--- Begin Data rows ---
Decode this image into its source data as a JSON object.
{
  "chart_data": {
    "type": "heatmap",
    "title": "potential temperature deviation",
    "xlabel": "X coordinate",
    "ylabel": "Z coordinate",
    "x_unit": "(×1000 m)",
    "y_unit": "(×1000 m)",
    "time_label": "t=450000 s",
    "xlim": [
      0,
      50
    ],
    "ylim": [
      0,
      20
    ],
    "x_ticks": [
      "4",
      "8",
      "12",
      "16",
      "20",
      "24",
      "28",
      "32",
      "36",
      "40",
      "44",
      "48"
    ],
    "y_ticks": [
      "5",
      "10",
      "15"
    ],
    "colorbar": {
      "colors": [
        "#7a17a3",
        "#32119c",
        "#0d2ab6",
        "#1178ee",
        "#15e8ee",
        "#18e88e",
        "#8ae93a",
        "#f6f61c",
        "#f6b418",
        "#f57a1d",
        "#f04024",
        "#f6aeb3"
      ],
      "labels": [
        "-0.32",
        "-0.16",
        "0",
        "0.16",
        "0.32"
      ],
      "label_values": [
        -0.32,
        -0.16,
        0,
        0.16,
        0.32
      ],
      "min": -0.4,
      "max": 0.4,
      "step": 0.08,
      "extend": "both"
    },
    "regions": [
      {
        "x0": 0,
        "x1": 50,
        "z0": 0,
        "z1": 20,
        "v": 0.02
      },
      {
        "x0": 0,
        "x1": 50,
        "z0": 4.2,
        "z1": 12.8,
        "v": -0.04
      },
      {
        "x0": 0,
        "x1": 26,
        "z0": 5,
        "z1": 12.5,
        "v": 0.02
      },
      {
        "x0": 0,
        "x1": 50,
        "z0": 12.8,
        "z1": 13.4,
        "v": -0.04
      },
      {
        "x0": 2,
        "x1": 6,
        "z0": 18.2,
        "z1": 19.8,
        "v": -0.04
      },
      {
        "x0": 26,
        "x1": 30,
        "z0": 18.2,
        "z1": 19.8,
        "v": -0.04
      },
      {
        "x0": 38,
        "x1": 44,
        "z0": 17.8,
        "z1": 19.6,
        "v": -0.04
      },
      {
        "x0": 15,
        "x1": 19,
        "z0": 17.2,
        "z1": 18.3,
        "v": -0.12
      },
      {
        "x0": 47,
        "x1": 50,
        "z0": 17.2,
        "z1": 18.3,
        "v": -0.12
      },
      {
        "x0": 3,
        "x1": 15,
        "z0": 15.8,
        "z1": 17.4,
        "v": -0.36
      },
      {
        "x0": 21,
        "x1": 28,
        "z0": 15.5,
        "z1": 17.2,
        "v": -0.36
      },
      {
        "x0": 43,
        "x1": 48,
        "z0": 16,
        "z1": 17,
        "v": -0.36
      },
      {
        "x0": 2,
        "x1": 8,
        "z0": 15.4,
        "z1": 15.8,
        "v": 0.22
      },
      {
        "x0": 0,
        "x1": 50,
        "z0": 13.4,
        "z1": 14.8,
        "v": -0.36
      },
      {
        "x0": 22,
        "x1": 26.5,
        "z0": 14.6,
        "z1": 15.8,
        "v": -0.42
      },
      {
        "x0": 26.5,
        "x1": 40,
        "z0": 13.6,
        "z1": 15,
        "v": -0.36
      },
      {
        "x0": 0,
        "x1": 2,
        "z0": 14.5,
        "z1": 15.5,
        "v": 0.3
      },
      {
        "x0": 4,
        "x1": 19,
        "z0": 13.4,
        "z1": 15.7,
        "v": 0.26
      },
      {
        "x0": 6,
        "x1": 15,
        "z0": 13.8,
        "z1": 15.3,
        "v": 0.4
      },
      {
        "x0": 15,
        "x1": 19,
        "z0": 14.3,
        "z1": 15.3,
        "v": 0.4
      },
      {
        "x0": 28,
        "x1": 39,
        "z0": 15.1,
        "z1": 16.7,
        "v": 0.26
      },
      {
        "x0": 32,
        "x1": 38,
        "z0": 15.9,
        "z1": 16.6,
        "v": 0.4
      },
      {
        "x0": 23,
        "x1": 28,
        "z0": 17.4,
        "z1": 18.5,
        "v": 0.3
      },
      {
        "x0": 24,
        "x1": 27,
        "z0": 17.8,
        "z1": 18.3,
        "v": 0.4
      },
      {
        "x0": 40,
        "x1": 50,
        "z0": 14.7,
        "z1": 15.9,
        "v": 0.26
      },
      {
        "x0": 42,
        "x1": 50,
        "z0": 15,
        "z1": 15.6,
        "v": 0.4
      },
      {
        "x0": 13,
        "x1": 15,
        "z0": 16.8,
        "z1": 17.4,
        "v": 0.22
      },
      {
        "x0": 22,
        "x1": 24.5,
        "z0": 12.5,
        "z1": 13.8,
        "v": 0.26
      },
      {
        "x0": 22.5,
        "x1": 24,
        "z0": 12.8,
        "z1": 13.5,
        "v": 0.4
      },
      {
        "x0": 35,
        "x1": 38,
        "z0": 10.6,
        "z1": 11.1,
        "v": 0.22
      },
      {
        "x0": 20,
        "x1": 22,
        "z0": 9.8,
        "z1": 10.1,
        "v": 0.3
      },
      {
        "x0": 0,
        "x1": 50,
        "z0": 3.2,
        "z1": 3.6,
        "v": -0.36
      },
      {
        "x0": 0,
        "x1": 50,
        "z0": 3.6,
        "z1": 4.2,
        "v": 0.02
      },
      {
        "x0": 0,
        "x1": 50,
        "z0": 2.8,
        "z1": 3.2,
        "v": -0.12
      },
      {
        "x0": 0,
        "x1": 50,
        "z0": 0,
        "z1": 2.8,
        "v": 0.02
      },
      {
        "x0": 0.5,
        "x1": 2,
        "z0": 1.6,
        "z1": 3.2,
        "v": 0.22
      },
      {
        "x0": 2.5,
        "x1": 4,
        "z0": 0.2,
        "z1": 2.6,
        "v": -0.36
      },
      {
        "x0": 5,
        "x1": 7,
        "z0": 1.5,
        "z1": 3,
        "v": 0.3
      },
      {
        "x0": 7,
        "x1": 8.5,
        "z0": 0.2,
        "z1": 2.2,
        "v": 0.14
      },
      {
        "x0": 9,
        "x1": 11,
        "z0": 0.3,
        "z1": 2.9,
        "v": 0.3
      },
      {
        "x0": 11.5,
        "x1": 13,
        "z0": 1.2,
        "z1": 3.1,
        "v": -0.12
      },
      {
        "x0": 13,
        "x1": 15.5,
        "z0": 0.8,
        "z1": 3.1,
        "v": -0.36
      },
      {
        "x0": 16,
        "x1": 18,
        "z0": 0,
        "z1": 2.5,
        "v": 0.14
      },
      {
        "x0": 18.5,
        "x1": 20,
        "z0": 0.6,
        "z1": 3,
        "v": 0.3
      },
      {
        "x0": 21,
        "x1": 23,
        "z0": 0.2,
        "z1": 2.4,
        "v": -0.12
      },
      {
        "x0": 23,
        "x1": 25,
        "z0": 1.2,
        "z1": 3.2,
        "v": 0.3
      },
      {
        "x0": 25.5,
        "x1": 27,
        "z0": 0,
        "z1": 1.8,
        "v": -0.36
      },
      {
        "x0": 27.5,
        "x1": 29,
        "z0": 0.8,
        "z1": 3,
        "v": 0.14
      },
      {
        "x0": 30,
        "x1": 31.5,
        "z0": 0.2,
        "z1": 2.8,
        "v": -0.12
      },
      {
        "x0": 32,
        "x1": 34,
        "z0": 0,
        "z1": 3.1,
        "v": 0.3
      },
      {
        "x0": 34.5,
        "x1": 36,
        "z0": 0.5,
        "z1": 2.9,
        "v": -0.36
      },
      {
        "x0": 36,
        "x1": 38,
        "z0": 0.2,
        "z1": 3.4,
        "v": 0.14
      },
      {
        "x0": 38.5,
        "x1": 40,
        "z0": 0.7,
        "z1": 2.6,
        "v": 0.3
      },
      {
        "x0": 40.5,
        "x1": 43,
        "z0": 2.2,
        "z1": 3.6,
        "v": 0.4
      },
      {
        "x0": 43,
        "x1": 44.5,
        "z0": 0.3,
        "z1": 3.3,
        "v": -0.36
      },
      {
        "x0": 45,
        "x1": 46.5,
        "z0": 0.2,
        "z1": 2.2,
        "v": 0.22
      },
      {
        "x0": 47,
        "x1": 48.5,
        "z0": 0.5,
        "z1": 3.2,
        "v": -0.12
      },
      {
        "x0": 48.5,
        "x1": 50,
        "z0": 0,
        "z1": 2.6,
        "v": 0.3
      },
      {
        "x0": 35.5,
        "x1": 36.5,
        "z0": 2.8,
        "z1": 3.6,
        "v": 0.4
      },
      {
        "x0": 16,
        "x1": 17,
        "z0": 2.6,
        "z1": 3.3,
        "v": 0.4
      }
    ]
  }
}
--- End Data rows ---
What is required: Check the data for the word "coordinate" and pull out the lines that have it.

Solution to this task:
    "xlabel": "X coordinate",
    "ylabel": "Z coordinate",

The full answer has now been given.